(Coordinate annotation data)
>>>>>

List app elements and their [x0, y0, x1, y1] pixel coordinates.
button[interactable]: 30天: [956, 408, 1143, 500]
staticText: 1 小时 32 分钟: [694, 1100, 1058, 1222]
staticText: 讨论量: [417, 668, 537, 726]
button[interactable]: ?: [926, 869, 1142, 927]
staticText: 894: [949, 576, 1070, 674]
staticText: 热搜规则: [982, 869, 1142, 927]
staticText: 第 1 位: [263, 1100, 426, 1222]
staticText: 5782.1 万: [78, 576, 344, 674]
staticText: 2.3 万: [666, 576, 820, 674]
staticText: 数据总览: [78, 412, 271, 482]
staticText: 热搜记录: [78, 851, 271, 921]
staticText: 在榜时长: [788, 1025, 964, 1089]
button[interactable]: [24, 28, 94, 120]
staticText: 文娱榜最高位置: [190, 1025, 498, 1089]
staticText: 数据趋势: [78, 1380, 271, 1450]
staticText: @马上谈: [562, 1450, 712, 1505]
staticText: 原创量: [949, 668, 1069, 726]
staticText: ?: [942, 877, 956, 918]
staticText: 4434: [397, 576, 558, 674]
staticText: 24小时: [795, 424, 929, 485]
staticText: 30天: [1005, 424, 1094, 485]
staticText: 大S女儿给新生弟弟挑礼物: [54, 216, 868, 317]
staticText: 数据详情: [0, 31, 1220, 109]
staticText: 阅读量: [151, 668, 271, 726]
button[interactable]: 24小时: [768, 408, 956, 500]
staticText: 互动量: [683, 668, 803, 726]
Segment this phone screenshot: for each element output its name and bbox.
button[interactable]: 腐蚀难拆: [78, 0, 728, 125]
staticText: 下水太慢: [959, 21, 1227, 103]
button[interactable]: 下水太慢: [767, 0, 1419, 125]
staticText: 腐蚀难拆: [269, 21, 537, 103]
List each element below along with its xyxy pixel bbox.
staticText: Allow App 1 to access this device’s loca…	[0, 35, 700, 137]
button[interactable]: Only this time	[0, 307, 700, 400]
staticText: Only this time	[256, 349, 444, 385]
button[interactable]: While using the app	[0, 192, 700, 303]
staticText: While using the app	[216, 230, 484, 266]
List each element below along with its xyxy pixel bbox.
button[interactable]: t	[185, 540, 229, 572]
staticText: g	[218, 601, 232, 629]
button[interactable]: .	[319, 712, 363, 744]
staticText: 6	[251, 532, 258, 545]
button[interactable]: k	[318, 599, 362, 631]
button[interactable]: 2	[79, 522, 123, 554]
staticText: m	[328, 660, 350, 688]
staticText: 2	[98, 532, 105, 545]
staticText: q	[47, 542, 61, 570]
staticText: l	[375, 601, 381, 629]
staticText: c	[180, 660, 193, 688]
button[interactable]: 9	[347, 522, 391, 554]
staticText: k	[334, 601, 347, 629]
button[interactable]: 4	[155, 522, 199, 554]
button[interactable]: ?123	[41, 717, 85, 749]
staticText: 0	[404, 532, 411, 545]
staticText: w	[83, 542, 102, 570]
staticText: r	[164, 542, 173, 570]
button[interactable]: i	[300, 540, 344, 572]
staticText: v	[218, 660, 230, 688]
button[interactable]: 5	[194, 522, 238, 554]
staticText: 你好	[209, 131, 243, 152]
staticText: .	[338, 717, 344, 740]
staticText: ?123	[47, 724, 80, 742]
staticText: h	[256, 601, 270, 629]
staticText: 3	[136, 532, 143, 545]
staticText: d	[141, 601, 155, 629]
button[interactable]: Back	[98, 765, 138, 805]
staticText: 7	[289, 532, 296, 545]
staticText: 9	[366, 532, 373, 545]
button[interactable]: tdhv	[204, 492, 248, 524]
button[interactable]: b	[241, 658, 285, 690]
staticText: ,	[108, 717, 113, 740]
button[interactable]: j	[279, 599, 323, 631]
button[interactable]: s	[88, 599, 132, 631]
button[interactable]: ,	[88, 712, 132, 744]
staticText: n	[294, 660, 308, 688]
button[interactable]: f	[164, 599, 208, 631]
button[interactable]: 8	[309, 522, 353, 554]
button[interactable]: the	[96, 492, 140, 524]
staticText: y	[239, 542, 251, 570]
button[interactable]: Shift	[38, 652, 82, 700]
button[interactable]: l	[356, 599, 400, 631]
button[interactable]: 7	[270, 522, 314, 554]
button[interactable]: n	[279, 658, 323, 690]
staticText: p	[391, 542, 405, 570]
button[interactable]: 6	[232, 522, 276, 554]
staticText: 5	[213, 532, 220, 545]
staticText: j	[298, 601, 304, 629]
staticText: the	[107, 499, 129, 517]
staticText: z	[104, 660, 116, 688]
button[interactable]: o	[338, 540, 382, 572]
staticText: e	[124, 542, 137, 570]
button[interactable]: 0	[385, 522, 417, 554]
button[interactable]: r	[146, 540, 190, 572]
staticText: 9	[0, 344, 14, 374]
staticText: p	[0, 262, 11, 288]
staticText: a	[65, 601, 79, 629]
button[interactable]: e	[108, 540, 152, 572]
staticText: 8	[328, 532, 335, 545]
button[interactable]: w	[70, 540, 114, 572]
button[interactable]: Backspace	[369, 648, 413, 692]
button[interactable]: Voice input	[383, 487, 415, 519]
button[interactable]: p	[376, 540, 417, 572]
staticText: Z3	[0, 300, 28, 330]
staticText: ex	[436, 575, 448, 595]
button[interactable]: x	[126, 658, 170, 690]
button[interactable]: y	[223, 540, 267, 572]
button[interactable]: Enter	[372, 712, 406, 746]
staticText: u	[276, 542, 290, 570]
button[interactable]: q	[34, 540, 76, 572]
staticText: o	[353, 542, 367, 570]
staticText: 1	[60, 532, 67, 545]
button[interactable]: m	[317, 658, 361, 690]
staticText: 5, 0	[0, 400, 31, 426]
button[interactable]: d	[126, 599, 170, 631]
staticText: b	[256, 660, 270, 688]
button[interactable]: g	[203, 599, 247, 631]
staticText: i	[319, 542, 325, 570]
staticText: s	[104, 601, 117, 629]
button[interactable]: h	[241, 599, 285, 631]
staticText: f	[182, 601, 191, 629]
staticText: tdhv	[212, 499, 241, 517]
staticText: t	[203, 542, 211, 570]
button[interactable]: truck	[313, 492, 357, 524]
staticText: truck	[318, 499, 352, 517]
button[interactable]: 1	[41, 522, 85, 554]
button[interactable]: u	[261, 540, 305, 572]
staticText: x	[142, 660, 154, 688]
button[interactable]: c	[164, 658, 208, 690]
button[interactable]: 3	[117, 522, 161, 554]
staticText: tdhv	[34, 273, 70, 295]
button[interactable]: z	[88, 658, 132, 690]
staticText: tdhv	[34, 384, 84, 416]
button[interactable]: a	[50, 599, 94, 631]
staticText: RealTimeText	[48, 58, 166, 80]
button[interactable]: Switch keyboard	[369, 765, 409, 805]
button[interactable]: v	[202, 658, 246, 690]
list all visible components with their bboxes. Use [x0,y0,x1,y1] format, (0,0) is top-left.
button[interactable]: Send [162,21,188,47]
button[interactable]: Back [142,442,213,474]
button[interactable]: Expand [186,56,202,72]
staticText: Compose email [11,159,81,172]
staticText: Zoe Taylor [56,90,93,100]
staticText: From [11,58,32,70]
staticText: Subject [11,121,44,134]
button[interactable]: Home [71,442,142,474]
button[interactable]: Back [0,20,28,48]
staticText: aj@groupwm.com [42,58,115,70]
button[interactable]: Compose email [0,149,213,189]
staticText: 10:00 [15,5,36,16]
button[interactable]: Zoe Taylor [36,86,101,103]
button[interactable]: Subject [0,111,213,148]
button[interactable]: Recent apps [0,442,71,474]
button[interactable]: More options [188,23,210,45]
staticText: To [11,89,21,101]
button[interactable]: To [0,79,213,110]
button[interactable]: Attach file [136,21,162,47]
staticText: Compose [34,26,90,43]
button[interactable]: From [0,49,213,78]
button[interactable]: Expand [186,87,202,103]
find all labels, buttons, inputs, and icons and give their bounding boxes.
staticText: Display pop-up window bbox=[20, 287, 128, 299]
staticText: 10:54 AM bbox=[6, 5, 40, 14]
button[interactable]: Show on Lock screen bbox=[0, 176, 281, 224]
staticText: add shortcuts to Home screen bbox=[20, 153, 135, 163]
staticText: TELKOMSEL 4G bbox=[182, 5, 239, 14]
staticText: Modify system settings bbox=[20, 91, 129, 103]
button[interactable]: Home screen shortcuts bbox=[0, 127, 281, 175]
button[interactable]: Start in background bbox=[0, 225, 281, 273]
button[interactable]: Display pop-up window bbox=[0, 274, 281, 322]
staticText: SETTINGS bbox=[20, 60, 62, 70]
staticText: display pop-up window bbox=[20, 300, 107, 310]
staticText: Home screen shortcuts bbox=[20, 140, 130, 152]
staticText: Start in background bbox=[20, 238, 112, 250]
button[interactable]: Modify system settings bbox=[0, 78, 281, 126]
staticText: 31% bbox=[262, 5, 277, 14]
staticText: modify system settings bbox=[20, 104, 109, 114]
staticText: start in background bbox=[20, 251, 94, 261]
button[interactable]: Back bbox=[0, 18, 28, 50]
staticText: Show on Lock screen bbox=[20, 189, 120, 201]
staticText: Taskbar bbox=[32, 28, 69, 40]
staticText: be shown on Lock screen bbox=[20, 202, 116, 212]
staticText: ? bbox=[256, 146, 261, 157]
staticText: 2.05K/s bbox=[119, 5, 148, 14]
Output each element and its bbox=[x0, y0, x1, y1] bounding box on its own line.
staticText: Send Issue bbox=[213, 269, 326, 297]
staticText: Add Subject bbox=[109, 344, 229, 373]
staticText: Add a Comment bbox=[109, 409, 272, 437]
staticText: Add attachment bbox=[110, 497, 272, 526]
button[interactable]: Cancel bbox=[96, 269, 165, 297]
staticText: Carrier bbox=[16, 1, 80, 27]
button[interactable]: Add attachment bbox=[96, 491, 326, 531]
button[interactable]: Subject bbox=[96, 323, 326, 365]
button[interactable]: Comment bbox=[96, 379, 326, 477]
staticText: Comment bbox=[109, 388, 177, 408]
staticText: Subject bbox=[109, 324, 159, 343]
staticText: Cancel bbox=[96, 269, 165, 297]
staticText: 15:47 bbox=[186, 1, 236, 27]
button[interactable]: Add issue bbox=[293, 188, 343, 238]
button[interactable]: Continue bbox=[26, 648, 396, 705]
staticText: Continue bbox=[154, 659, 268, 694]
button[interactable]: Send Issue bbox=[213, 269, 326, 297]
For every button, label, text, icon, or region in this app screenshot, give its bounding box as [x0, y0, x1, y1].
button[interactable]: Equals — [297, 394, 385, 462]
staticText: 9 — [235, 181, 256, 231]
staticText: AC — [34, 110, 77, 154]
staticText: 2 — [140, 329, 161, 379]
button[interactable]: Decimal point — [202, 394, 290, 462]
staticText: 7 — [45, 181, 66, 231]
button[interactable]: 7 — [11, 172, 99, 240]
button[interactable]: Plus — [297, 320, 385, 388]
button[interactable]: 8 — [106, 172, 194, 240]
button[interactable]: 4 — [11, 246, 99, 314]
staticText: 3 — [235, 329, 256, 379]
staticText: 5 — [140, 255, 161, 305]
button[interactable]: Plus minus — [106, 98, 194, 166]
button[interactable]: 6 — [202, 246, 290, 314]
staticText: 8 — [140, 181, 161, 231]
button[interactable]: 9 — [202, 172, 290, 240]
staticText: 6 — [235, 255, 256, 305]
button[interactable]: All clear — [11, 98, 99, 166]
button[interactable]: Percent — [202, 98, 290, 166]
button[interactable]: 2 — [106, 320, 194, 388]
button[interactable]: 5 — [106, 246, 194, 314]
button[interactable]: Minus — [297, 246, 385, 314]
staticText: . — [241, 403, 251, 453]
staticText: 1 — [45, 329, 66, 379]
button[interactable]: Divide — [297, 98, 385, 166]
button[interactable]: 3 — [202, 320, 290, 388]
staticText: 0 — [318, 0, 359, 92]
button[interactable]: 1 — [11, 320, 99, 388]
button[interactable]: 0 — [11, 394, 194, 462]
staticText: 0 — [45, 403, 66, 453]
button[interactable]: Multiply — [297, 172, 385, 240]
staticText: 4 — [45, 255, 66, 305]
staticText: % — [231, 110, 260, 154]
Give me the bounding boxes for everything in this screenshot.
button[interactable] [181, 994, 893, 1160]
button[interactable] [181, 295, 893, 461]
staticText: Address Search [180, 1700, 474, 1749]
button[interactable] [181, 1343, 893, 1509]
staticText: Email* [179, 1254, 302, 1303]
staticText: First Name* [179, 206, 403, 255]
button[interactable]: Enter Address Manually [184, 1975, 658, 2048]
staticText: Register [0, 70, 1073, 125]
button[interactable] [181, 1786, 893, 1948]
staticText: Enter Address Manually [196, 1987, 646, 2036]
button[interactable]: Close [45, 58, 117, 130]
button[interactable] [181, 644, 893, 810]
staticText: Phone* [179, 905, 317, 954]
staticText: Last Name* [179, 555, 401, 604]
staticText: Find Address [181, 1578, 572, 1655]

<<<<<

Requirement
Copy out the data without changes, from its first line through the line containing "button[interactable]: Only this", including that line.

Reply
List app elements and their [x0, y0, x1, y1] pixel coordinates.
button[interactable]: 30天: [956, 408, 1143, 500]
staticText: 1 小时 32 分钟: [694, 1100, 1058, 1222]
staticText: 讨论量: [417, 668, 537, 726]
button[interactable]: ?: [926, 869, 1142, 927]
staticText: 894: [949, 576, 1070, 674]
staticText: 热搜规则: [982, 869, 1142, 927]
staticText: 第 1 位: [263, 1100, 426, 1222]
staticText: 5782.1 万: [78, 576, 344, 674]
staticText: 2.3 万: [666, 576, 820, 674]
staticText: 数据总览: [78, 412, 271, 482]
staticText: 热搜记录: [78, 851, 271, 921]
staticText: 在榜时长: [788, 1025, 964, 1089]
button[interactable]: [24, 28, 94, 120]
staticText: 文娱榜最高位置: [190, 1025, 498, 1089]
staticText: 数据趋势: [78, 1380, 271, 1450]
staticText: @马上谈: [562, 1450, 712, 1505]
staticText: 原创量: [949, 668, 1069, 726]
staticText: ?: [942, 877, 956, 918]
staticText: 4434: [397, 576, 558, 674]
staticText: 24小时: [795, 424, 929, 485]
staticText: 30天: [1005, 424, 1094, 485]
staticText: 大S女儿给新生弟弟挑礼物: [54, 216, 868, 317]
staticText: 数据详情: [0, 31, 1220, 109]
staticText: 阅读量: [151, 668, 271, 726]
button[interactable]: 24小时: [768, 408, 956, 500]
staticText: 互动量: [683, 668, 803, 726]
Segment this phone screenshot: for each element output its name and bbox.
button[interactable]: 腐蚀难拆: [78, 0, 728, 125]
staticText: 下水太慢: [959, 21, 1227, 103]
button[interactable]: 下水太慢: [767, 0, 1419, 125]
staticText: 腐蚀难拆: [269, 21, 537, 103]
List each element below along with its xyxy pixel bbox.
staticText: Allow App 1 to access this device’s loca…	[0, 35, 700, 137]
button[interactable]: Only this time	[0, 307, 700, 400]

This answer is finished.